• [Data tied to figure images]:
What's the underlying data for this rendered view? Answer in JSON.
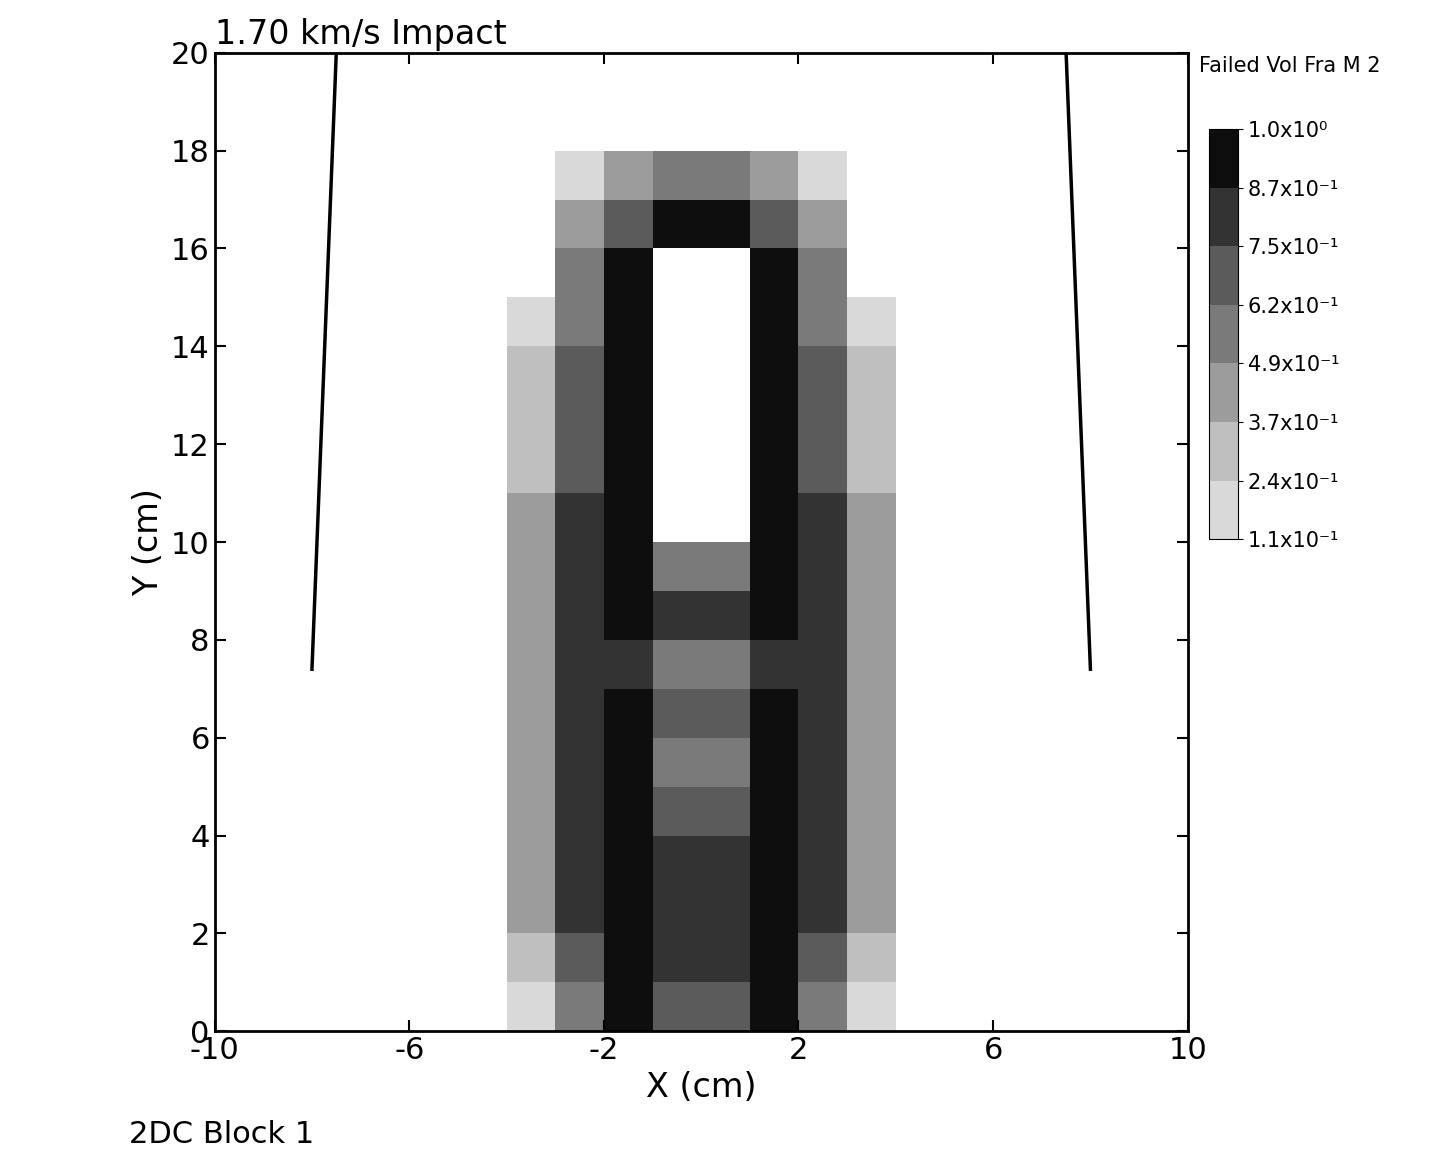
{
  "chart_data": {
    "type": "heatmap",
    "title": "1.70 km/s Impact",
    "x_label": "X (cm)",
    "y_label": "Y (cm)",
    "footer": "2DC Block 1",
    "xlim": [
      -10,
      10
    ],
    "ylim": [
      0,
      20
    ],
    "xticks": [
      -10,
      -6,
      -2,
      2,
      6,
      10
    ],
    "yticks": [
      0,
      2,
      4,
      6,
      8,
      10,
      12,
      14,
      16,
      18,
      20
    ],
    "x_edges": [
      -4,
      -3,
      -2,
      -1,
      0,
      1,
      2,
      3,
      4
    ],
    "y_edges": [
      0,
      1,
      2,
      3,
      4,
      5,
      6,
      7,
      8,
      9,
      10,
      11,
      12,
      13,
      14,
      15,
      16,
      17,
      18
    ],
    "cells": [
      [
        0.2,
        0.6,
        0.9,
        0.7,
        0.7,
        0.9,
        0.6,
        0.2
      ],
      [
        0.3,
        0.7,
        0.9,
        0.8,
        0.8,
        0.9,
        0.7,
        0.3
      ],
      [
        0.4,
        0.75,
        0.9,
        0.8,
        0.8,
        0.9,
        0.75,
        0.4
      ],
      [
        0.4,
        0.75,
        0.9,
        0.8,
        0.8,
        0.9,
        0.75,
        0.4
      ],
      [
        0.45,
        0.8,
        0.9,
        0.7,
        0.7,
        0.9,
        0.8,
        0.45
      ],
      [
        0.45,
        0.8,
        0.9,
        0.6,
        0.6,
        0.9,
        0.8,
        0.45
      ],
      [
        0.45,
        0.8,
        0.9,
        0.7,
        0.7,
        0.9,
        0.8,
        0.45
      ],
      [
        0.4,
        0.75,
        0.85,
        0.6,
        0.6,
        0.85,
        0.75,
        0.4
      ],
      [
        0.4,
        0.75,
        0.9,
        0.8,
        0.8,
        0.9,
        0.75,
        0.4
      ],
      [
        0.4,
        0.75,
        0.9,
        0.5,
        0.5,
        0.9,
        0.75,
        0.4
      ],
      [
        0.4,
        0.75,
        0.9,
        0.05,
        0.05,
        0.9,
        0.75,
        0.4
      ],
      [
        0.3,
        0.7,
        0.9,
        0.05,
        0.05,
        0.9,
        0.7,
        0.3
      ],
      [
        0.3,
        0.7,
        0.9,
        0.05,
        0.05,
        0.9,
        0.7,
        0.3
      ],
      [
        0.3,
        0.7,
        0.9,
        0.05,
        0.05,
        0.9,
        0.7,
        0.3
      ],
      [
        0.2,
        0.6,
        0.9,
        0.05,
        0.05,
        0.9,
        0.6,
        0.2
      ],
      [
        0.1,
        0.5,
        0.9,
        0.05,
        0.05,
        0.9,
        0.5,
        0.1
      ],
      [
        0,
        0.4,
        0.7,
        0.9,
        0.9,
        0.7,
        0.4,
        0
      ],
      [
        0,
        0.2,
        0.4,
        0.6,
        0.6,
        0.4,
        0.2,
        0
      ]
    ],
    "colorbar_title": "Failed Vol Fra M 2",
    "colorbar_range": [
      0.11,
      1.0
    ],
    "colorbar_ticks": [
      {
        "value": 1.0,
        "label": "1.0x10⁰"
      },
      {
        "value": 0.87,
        "label": "8.7x10⁻¹"
      },
      {
        "value": 0.75,
        "label": "7.5x10⁻¹"
      },
      {
        "value": 0.62,
        "label": "6.2x10⁻¹"
      },
      {
        "value": 0.49,
        "label": "4.9x10⁻¹"
      },
      {
        "value": 0.37,
        "label": "3.7x10⁻¹"
      },
      {
        "value": 0.24,
        "label": "2.4x10⁻¹"
      },
      {
        "value": 0.11,
        "label": "1.1x10⁻¹"
      }
    ],
    "series": [
      {
        "type": "line",
        "color": "#000000",
        "x": [
          -8.0,
          -7.5
        ],
        "values": [
          7.4,
          20.0
        ]
      },
      {
        "type": "line",
        "color": "#000000",
        "x": [
          8.0,
          7.5
        ],
        "values": [
          7.4,
          20.0
        ]
      }
    ]
  }
}
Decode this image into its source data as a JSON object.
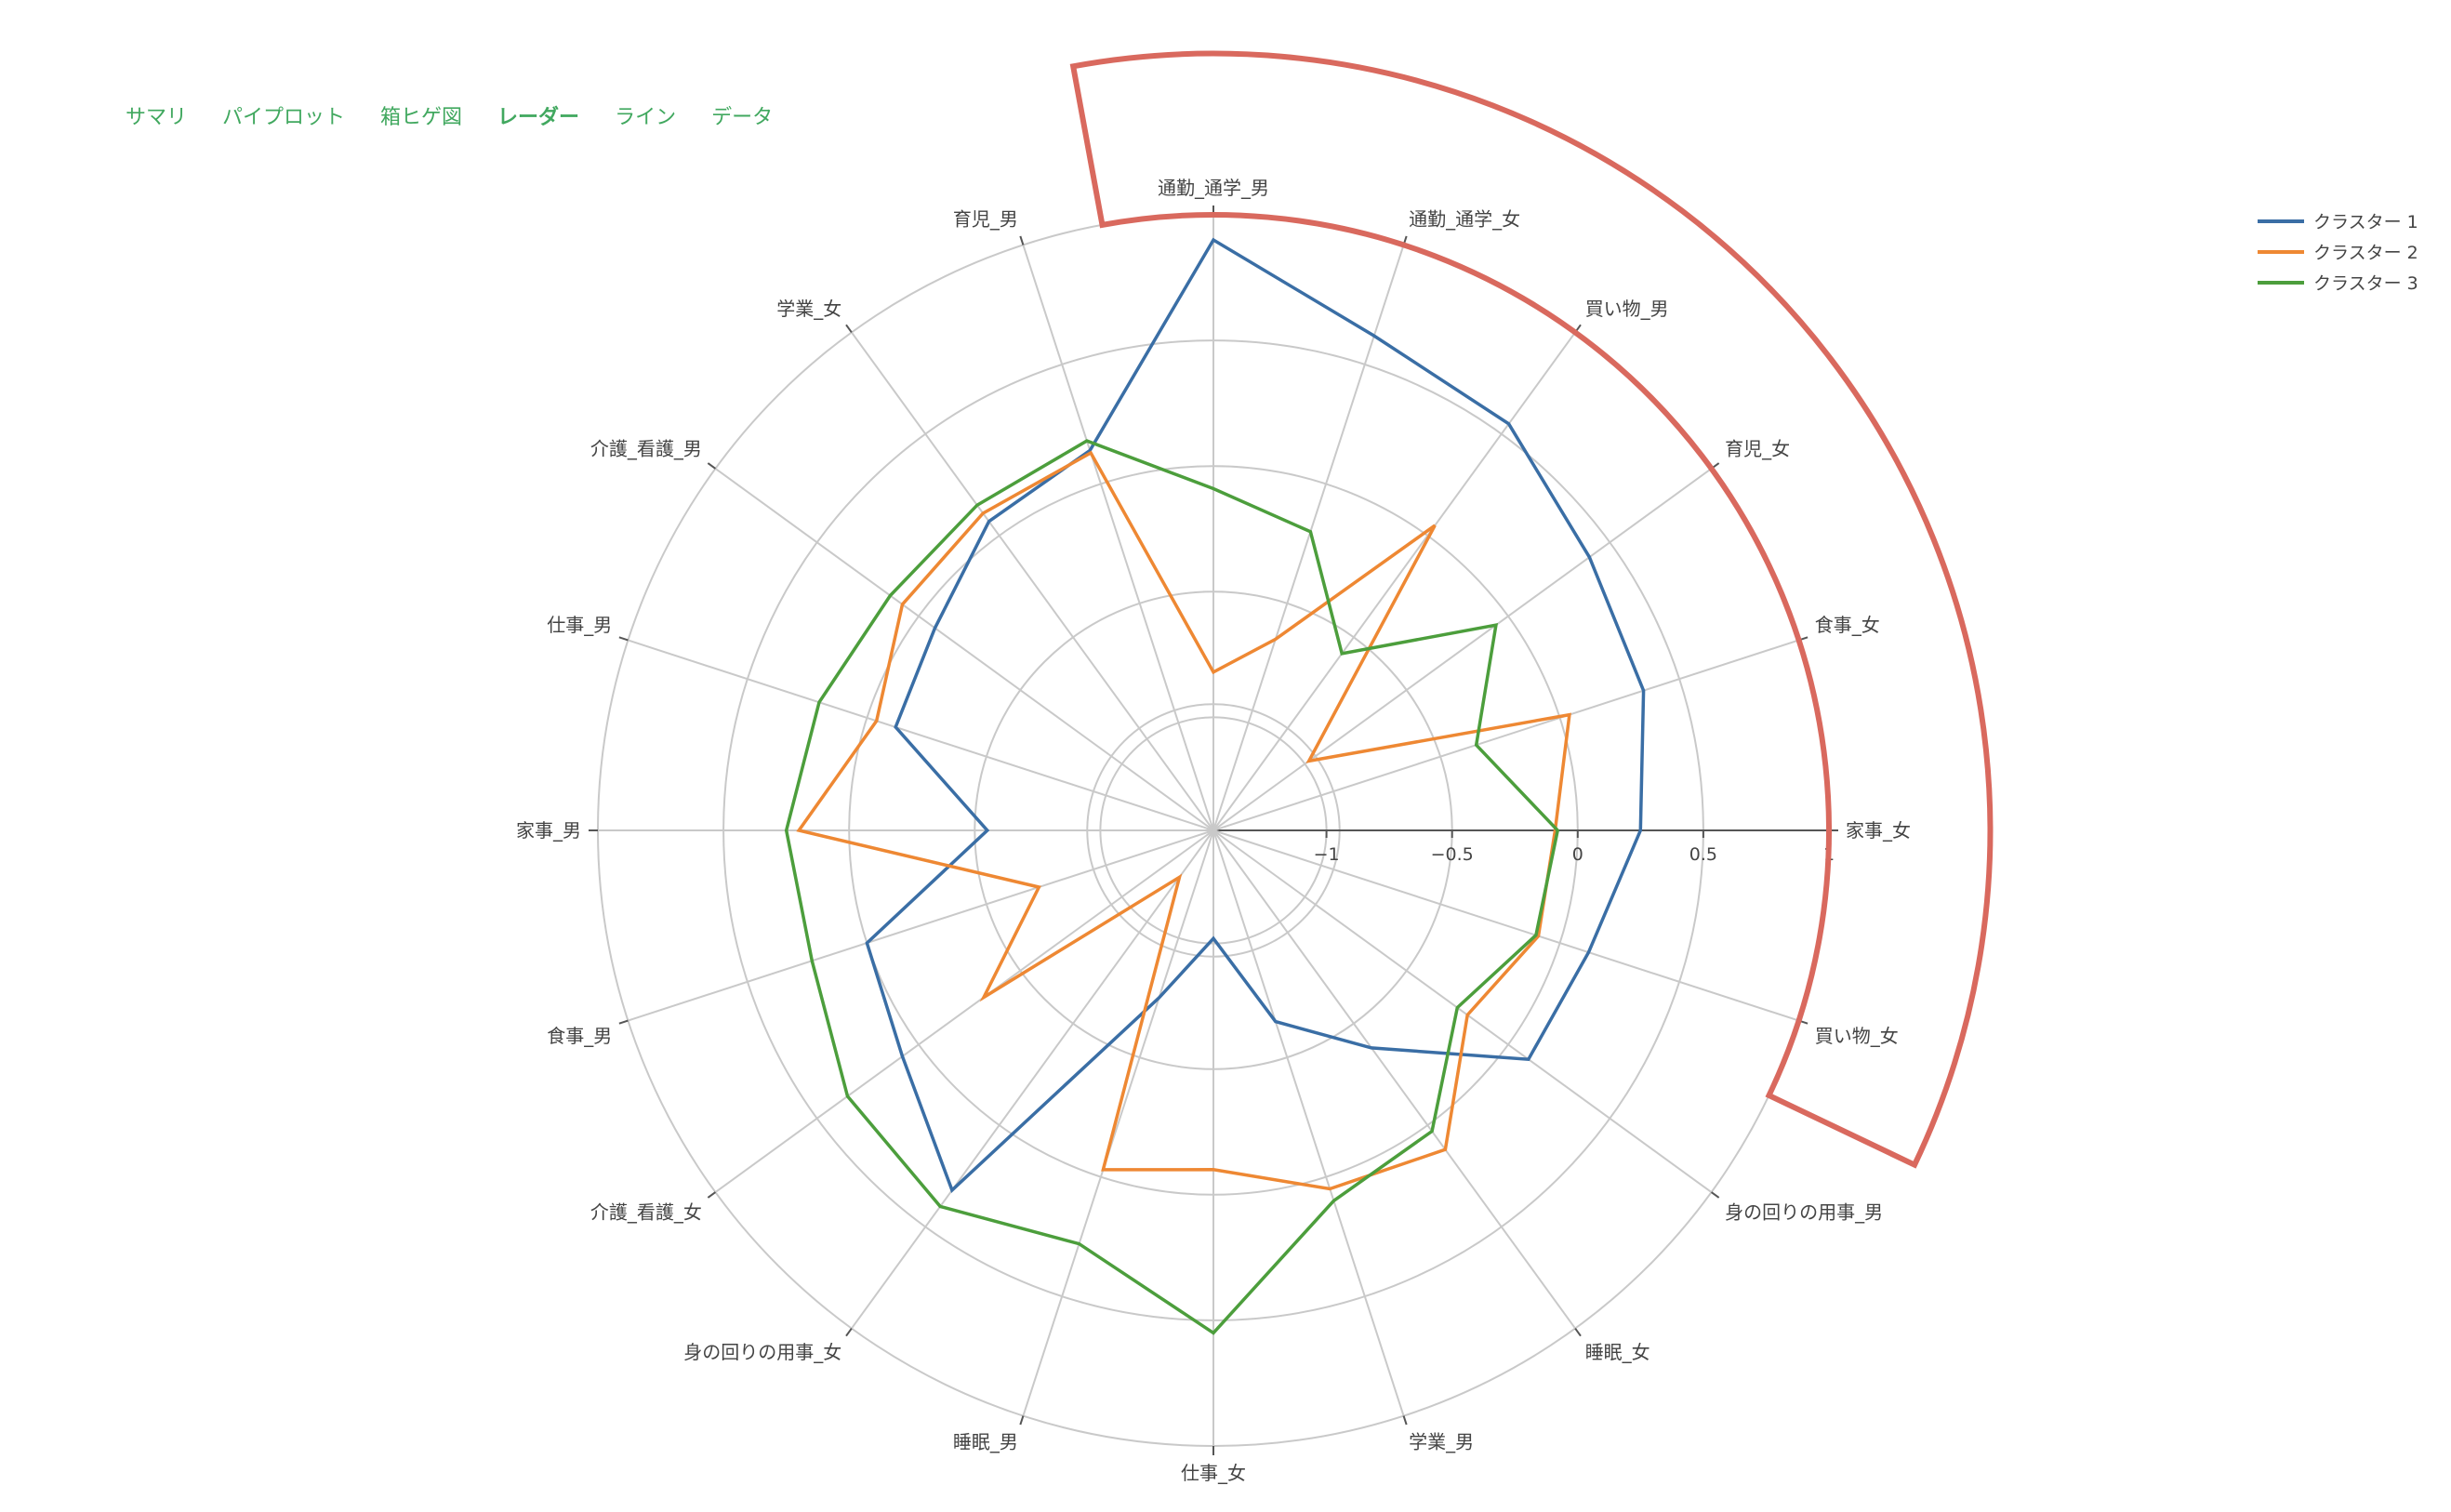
{
  "tabs": [
    {
      "label": "サマリ",
      "active": false
    },
    {
      "label": "パイプロット",
      "active": false
    },
    {
      "label": "箱ヒゲ図",
      "active": false
    },
    {
      "label": "レーダー",
      "active": true
    },
    {
      "label": "ライン",
      "active": false
    },
    {
      "label": "データ",
      "active": false
    }
  ],
  "chart_data": {
    "type": "radar",
    "axes": [
      "家事_女",
      "食事_女",
      "育児_女",
      "買い物_男",
      "通勤_通学_女",
      "通勤_通学_男",
      "育児_男",
      "学業_女",
      "介護_看護_男",
      "仕事_男",
      "家事_男",
      "食事_男",
      "介護_看護_女",
      "身の回りの用事_女",
      "睡眠_男",
      "仕事_女",
      "学業_男",
      "睡眠_女",
      "身の回りの用事_男",
      "買い物_女"
    ],
    "radial_ticks": [
      -1,
      -0.5,
      0,
      0.5,
      1
    ],
    "rlim": [
      -1.45,
      1
    ],
    "series": [
      {
        "name": "クラスター 1",
        "color": "#3a6ea5",
        "values": [
          0.25,
          0.35,
          0.4,
          0.55,
          0.62,
          0.9,
          0.14,
          0.07,
          -0.08,
          -0.12,
          -0.55,
          0.0,
          0.08,
          0.32,
          -0.75,
          -1.02,
          -0.65,
          -0.38,
          0.1,
          0.12
        ]
      },
      {
        "name": "クラスター 2",
        "color": "#ee8833",
        "values": [
          -0.09,
          0.04,
          -0.98,
          0.05,
          -0.65,
          -0.82,
          0.13,
          0.11,
          0.08,
          -0.04,
          0.2,
          -0.72,
          -0.32,
          -1.22,
          -0.03,
          -0.1,
          0.05,
          0.12,
          -0.2,
          -0.09
        ]
      },
      {
        "name": "クラスター 3",
        "color": "#4c9e3c",
        "values": [
          -0.08,
          -0.35,
          -0.06,
          -0.58,
          -0.2,
          -0.09,
          0.18,
          0.15,
          0.14,
          0.2,
          0.25,
          0.23,
          0.35,
          0.4,
          0.28,
          0.55,
          0.1,
          0.03,
          -0.25,
          -0.1
        ]
      }
    ]
  },
  "legend": {
    "items": [
      {
        "name": "クラスター 1",
        "color": "#3a6ea5"
      },
      {
        "name": "クラスター 2",
        "color": "#ee8833"
      },
      {
        "name": "クラスター 3",
        "color": "#4c9e3c"
      }
    ]
  },
  "highlight_color": "#d9695e"
}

• [Requirements]: Extract the full listing exactly, with the pictures left out.

• [Answer in full]:
What's the underlying data for this rendered view? Answer in JSON.
{
  "chart_data": {
    "type": "heatmap",
    "title": "1.70 km/s Impact",
    "x_label": "X (cm)",
    "y_label": "Y (cm)",
    "footer": "2DC Block 1",
    "xlim": [
      -10,
      10
    ],
    "ylim": [
      0,
      20
    ],
    "xticks": [
      -10,
      -6,
      -2,
      2,
      6,
      10
    ],
    "yticks": [
      0,
      2,
      4,
      6,
      8,
      10,
      12,
      14,
      16,
      18,
      20
    ],
    "x_edges": [
      -4,
      -3,
      -2,
      -1,
      0,
      1,
      2,
      3,
      4
    ],
    "y_edges": [
      0,
      1,
      2,
      3,
      4,
      5,
      6,
      7,
      8,
      9,
      10,
      11,
      12,
      13,
      14,
      15,
      16,
      17,
      18
    ],
    "cells": [
      [
        0.2,
        0.6,
        0.9,
        0.7,
        0.7,
        0.9,
        0.6,
        0.2
      ],
      [
        0.3,
        0.7,
        0.9,
        0.8,
        0.8,
        0.9,
        0.7,
        0.3
      ],
      [
        0.4,
        0.75,
        0.9,
        0.8,
        0.8,
        0.9,
        0.75,
        0.4
      ],
      [
        0.4,
        0.75,
        0.9,
        0.8,
        0.8,
        0.9,
        0.75,
        0.4
      ],
      [
        0.45,
        0.8,
        0.9,
        0.7,
        0.7,
        0.9,
        0.8,
        0.45
      ],
      [
        0.45,
        0.8,
        0.9,
        0.6,
        0.6,
        0.9,
        0.8,
        0.45
      ],
      [
        0.45,
        0.8,
        0.9,
        0.7,
        0.7,
        0.9,
        0.8,
        0.45
      ],
      [
        0.4,
        0.75,
        0.85,
        0.6,
        0.6,
        0.85,
        0.75,
        0.4
      ],
      [
        0.4,
        0.75,
        0.9,
        0.8,
        0.8,
        0.9,
        0.75,
        0.4
      ],
      [
        0.4,
        0.75,
        0.9,
        0.5,
        0.5,
        0.9,
        0.75,
        0.4
      ],
      [
        0.4,
        0.75,
        0.9,
        0.05,
        0.05,
        0.9,
        0.75,
        0.4
      ],
      [
        0.3,
        0.7,
        0.9,
        0.05,
        0.05,
        0.9,
        0.7,
        0.3
      ],
      [
        0.3,
        0.7,
        0.9,
        0.05,
        0.05,
        0.9,
        0.7,
        0.3
      ],
      [
        0.3,
        0.7,
        0.9,
        0.05,
        0.05,
        0.9,
        0.7,
        0.3
      ],
      [
        0.2,
        0.6,
        0.9,
        0.05,
        0.05,
        0.9,
        0.6,
        0.2
      ],
      [
        0.1,
        0.5,
        0.9,
        0.05,
        0.05,
        0.9,
        0.5,
        0.1
      ],
      [
        0,
        0.4,
        0.7,
        0.9,
        0.9,
        0.7,
        0.4,
        0
      ],
      [
        0,
        0.2,
        0.4,
        0.6,
        0.6,
        0.4,
        0.2,
        0
      ]
    ],
    "colorbar_title": "Failed Vol Fra M 2",
    "colorbar_range": [
      0.11,
      1.0
    ],
    "colorbar_ticks": [
      {
        "value": 1.0,
        "label": "1.0x10⁰"
      },
      {
        "value": 0.87,
        "label": "8.7x10⁻¹"
      },
      {
        "value": 0.75,
        "label": "7.5x10⁻¹"
      },
      {
        "value": 0.62,
        "label": "6.2x10⁻¹"
      },
      {
        "value": 0.49,
        "label": "4.9x10⁻¹"
      },
      {
        "value": 0.37,
        "label": "3.7x10⁻¹"
      },
      {
        "value": 0.24,
        "label": "2.4x10⁻¹"
      },
      {
        "value": 0.11,
        "label": "1.1x10⁻¹"
      }
    ],
    "series": [
      {
        "type": "line",
        "color": "#000000",
        "x": [
          -8.0,
          -7.5
        ],
        "values": [
          7.4,
          20.0
        ]
      },
      {
        "type": "line",
        "color": "#000000",
        "x": [
          8.0,
          7.5
        ],
        "values": [
          7.4,
          20.0
        ]
      }
    ]
  }
}
Decode this image into its source data as a JSON object.
{
  "tabs": [
    {
      "label": "サマリ",
      "active": false
    },
    {
      "label": "パイプロット",
      "active": false
    },
    {
      "label": "箱ヒゲ図",
      "active": false
    },
    {
      "label": "レーダー",
      "active": true
    },
    {
      "label": "ライン",
      "active": false
    },
    {
      "label": "データ",
      "active": false
    }
  ],
  "chart_data": {
    "type": "radar",
    "axes": [
      "家事_女",
      "食事_女",
      "育児_女",
      "買い物_男",
      "通勤_通学_女",
      "通勤_通学_男",
      "育児_男",
      "学業_女",
      "介護_看護_男",
      "仕事_男",
      "家事_男",
      "食事_男",
      "介護_看護_女",
      "身の回りの用事_女",
      "睡眠_男",
      "仕事_女",
      "学業_男",
      "睡眠_女",
      "身の回りの用事_男",
      "買い物_女"
    ],
    "radial_ticks": [
      -1,
      -0.5,
      0,
      0.5,
      1
    ],
    "rlim": [
      -1.45,
      1
    ],
    "series": [
      {
        "name": "クラスター 1",
        "color": "#3a6ea5",
        "values": [
          0.25,
          0.35,
          0.4,
          0.55,
          0.62,
          0.9,
          0.14,
          0.07,
          -0.08,
          -0.12,
          -0.55,
          0.0,
          0.08,
          0.32,
          -0.75,
          -1.02,
          -0.65,
          -0.38,
          0.1,
          0.12
        ]
      },
      {
        "name": "クラスター 2",
        "color": "#ee8833",
        "values": [
          -0.09,
          0.04,
          -0.98,
          0.05,
          -0.65,
          -0.82,
          0.13,
          0.11,
          0.08,
          -0.04,
          0.2,
          -0.72,
          -0.32,
          -1.22,
          -0.03,
          -0.1,
          0.05,
          0.12,
          -0.2,
          -0.09
        ]
      },
      {
        "name": "クラスター 3",
        "color": "#4c9e3c",
        "values": [
          -0.08,
          -0.35,
          -0.06,
          -0.58,
          -0.2,
          -0.09,
          0.18,
          0.15,
          0.14,
          0.2,
          0.25,
          0.23,
          0.35,
          0.4,
          0.28,
          0.55,
          0.1,
          0.03,
          -0.25,
          -0.1
        ]
      }
    ]
  },
  "legend": {
    "items": [
      {
        "name": "クラスター 1",
        "color": "#3a6ea5"
      },
      {
        "name": "クラスター 2",
        "color": "#ee8833"
      },
      {
        "name": "クラスター 3",
        "color": "#4c9e3c"
      }
    ]
  },
  "highlight_color": "#d9695e"
}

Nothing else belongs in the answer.